■ **Prompt A**
List every timestamp in the Rachmaninoff transcript below in the order it appears, repeats included.
■ **Prompt B**
Using the Rachmaninoff transcript below, decide whether each statement agrees with it. Answer yes or no, and quote the words that settle it: (i) Rachmaninoff was 31 when he took the conducting job at the Bolshoi Theater. (ii) He kept that job for five seasons. (iii) The 1917 revolution had already taken place during the period under discussion.
■ **Prompt C**
Quote the Rachmaninoff transcript below word for word between "And that is" and "at that point.", inclusive.

And that is he gets this job to be a conductor at the Bolshoi Theater in 1904. He's 31. After two seasons, he quits. He becomes disillusioned with the job even after one year. He resigns the following year because of the unrest around the revolutions at the time, and it was affecting the actual staff of the theater. But what I'm saying is we start to see him be a kind of wanderer, and I forgot about this with Rachmaninoff. He rarely stays in one place for a long time after this. He's going from one estate to compose to somewhere else. " I'm going to go here and rest. I'm going to go here and compose. I'm going to go here and perform." He was just a wanderer at that point.
00:20:40
Linda Carducci: Yeah. I think there was a period of transition when he became married now, and he was settling in, and he was on this estate, and he considered this maybe his home. But as you say, he was starting now to work a little bit. They took a tour of Italy, he and his family, and they started wandering a bit, but I think still in that transition period, they considered Russia home.
00:21:01
John Banther: Oh, yeah.
00:21:02
Linda Carducci: And he would return home to Russia and to this estate that you're talking about. So in his mind, Russia was still his home, even though he was traveling other places. And let's remember that the 1917 revolution, Russian Revolution, had not yet happened.
00:21:20
John Banther: Yes.
00:21:20
Linda Carducci: There were stirrings, and there was a lot of political upheaval now, a lot of social upheaval starting to happen in Russia, but it was still Czarist Russia. And for Rachmaninoff, this was his home.
00:21:31
John Banther: Yes. Another very popular work that's played quite a lot is his second symphony around this time as well. This one, thankfully he wrote another symphony. He didn't leave it at his first, which didn't do so well. This one, I think the orchestration is a little bit cleaner. It's a little more buttoned up, and we get one of his most beautiful and beloved melodies, long, drawn out melodies in the third movement, the clarinet. It is just, it stretches and it goes on and on and on.

■ **Provided information**

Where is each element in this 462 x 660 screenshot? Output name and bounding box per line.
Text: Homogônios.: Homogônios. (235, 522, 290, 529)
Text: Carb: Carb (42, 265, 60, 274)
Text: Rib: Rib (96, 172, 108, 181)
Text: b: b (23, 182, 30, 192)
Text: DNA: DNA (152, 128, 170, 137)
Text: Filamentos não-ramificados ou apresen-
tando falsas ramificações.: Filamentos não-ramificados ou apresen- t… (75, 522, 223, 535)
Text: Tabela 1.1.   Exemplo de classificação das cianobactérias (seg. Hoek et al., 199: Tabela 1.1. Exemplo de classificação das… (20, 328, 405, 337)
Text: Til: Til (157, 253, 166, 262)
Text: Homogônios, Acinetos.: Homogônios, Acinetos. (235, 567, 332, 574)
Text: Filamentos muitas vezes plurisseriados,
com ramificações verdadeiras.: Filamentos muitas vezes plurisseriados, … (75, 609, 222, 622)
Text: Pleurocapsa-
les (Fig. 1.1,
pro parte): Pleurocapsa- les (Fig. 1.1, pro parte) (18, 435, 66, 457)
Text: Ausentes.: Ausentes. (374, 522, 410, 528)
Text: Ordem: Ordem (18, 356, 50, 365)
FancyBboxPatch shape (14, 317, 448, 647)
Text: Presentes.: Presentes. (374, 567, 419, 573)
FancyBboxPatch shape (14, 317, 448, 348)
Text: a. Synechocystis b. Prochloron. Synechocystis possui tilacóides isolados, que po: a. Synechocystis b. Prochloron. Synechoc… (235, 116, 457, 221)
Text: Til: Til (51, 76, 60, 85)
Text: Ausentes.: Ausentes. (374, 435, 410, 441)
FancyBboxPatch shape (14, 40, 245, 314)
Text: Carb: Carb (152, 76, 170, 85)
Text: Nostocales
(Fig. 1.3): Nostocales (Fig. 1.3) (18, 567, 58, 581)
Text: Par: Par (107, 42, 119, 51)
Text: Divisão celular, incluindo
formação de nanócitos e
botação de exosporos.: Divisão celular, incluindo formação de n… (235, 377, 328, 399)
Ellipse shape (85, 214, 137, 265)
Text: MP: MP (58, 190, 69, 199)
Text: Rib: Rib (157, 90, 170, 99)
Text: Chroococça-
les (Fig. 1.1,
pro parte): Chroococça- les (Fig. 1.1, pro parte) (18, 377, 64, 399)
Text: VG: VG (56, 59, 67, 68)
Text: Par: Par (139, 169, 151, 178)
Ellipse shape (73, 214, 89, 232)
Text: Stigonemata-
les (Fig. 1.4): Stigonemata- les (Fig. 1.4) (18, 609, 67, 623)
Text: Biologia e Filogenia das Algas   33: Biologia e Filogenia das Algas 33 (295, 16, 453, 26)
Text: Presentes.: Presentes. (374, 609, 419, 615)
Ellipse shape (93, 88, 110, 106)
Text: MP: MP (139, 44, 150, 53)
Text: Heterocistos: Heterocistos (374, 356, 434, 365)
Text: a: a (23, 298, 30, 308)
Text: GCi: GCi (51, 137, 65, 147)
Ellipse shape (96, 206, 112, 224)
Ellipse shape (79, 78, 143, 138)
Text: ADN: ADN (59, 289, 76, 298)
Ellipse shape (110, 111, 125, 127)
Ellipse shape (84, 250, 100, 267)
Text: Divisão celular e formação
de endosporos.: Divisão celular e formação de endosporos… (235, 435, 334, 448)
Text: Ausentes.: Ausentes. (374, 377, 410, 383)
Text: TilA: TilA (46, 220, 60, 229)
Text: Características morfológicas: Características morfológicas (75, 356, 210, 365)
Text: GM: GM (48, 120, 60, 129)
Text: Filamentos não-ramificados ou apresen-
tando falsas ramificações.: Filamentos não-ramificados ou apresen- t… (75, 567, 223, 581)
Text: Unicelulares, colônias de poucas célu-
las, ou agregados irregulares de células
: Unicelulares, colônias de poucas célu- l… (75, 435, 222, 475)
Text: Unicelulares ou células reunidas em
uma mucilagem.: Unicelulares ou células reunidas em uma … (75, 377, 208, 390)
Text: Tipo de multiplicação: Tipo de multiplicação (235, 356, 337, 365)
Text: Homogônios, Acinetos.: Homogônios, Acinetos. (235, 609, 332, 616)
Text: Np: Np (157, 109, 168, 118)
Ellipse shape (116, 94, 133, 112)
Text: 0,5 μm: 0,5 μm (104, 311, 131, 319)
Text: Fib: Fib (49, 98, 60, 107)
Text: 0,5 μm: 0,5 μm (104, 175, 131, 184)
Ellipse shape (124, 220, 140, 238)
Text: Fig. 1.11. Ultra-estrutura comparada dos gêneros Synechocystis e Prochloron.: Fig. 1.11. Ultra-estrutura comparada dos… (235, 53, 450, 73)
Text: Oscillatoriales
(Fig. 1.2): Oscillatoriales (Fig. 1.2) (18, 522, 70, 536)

■ **Answer space A**
00:20:40
00:21:01
00:21:02
00:21:20
00:21:20
00:21:31

■ **Answer space B**
(i) Yes: "he gets this job to be a conductor at the Bolshoi Theater in 1904. He's 31."
(ii) No: "After two seasons, he quits."
(iii) No: "the 1917 revolution, Russian Revolution, had not yet happened."

■ **Answer space C**
And that is he gets this job to be a conductor at the Bolshoi Theater in 1904. He's 31. After two seasons, he quits. He becomes disillusioned with the job even after one year. He resigns the following year because of the unrest around the revolutions at the time, and it was affecting the actual staff of the theater. But what I'm saying is we start to see him be a kind of wanderer, and I forgot about this with Rachmaninoff. He rarely stays in one place for a long time after this. He's going from one estate to compose to somewhere else. " I'm going to go here and rest. I'm going to go here and compose. I'm going to go here and perform." He was just a wanderer at that point.